[A run of records]
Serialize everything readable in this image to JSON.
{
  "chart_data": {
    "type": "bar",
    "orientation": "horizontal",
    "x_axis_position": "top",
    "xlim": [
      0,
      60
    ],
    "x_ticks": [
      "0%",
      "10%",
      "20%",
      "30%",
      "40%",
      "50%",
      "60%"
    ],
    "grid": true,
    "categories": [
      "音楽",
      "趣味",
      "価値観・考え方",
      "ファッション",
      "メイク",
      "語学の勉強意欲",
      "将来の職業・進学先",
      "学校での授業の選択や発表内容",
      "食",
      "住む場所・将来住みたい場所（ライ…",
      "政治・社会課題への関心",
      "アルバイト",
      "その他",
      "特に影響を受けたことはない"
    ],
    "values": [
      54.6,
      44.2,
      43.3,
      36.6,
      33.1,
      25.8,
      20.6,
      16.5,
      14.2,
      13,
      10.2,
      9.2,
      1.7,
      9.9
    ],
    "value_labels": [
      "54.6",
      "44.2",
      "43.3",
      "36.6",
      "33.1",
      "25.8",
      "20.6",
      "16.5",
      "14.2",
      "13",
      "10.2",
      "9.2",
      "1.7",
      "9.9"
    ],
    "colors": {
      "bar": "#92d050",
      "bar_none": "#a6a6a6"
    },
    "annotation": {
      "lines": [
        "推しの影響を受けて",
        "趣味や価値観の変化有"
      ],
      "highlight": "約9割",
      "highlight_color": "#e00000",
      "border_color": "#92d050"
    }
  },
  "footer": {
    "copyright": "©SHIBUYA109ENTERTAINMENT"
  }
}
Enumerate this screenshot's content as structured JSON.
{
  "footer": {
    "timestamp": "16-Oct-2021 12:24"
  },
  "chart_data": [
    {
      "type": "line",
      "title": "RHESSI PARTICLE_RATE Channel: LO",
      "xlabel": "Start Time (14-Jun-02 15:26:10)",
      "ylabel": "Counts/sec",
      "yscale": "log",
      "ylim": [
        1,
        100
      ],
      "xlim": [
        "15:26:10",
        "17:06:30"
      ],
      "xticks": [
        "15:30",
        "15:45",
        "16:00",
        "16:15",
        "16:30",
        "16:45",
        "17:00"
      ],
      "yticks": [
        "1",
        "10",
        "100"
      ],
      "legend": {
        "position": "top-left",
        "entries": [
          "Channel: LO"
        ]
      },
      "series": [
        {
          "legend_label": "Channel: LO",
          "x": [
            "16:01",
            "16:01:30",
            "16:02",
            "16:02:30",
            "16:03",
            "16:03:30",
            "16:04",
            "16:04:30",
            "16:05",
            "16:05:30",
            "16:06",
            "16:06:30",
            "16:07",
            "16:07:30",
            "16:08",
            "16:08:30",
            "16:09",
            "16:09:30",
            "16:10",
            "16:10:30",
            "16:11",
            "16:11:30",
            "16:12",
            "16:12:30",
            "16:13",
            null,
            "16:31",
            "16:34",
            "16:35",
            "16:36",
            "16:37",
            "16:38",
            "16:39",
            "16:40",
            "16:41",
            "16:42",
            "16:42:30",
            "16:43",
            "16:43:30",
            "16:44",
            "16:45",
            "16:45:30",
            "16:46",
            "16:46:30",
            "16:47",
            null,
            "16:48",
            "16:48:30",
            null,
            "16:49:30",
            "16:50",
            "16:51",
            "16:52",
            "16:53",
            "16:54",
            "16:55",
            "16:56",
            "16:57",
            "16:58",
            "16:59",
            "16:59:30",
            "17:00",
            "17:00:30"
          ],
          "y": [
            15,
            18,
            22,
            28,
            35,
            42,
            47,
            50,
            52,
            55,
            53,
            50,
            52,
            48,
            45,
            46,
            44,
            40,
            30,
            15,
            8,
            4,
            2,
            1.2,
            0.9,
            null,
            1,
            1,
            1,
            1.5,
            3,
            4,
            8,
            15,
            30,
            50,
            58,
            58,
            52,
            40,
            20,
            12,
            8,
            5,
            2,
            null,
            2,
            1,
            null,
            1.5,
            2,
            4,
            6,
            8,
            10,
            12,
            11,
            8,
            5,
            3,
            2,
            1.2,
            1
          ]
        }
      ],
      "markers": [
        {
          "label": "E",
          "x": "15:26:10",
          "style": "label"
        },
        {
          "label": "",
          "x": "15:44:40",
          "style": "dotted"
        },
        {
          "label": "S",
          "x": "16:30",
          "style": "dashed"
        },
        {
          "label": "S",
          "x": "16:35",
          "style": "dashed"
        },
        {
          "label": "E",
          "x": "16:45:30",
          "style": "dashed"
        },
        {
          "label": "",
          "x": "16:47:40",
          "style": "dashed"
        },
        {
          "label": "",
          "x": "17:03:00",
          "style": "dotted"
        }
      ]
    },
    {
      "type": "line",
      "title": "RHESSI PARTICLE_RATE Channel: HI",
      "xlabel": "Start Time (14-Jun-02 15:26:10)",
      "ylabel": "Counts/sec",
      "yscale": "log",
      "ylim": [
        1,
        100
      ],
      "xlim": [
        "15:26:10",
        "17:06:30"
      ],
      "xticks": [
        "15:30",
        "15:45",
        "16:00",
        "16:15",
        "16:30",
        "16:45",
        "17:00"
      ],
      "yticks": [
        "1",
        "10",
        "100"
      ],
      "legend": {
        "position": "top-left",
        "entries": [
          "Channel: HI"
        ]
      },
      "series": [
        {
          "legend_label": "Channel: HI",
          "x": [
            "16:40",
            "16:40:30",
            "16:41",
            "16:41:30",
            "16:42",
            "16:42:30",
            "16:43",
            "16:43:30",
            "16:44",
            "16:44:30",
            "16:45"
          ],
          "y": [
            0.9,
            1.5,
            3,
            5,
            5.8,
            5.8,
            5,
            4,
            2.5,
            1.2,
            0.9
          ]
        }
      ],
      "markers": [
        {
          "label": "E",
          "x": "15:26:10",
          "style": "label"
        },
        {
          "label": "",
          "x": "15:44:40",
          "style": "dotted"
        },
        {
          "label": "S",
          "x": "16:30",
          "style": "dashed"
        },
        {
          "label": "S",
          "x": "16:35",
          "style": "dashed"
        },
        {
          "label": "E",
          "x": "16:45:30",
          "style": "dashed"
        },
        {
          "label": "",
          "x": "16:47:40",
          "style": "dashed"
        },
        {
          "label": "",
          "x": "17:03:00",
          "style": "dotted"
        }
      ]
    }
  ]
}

Your instructions | Determine the number of lines in the records that include the string "this", and respond with that number only.

The response | 2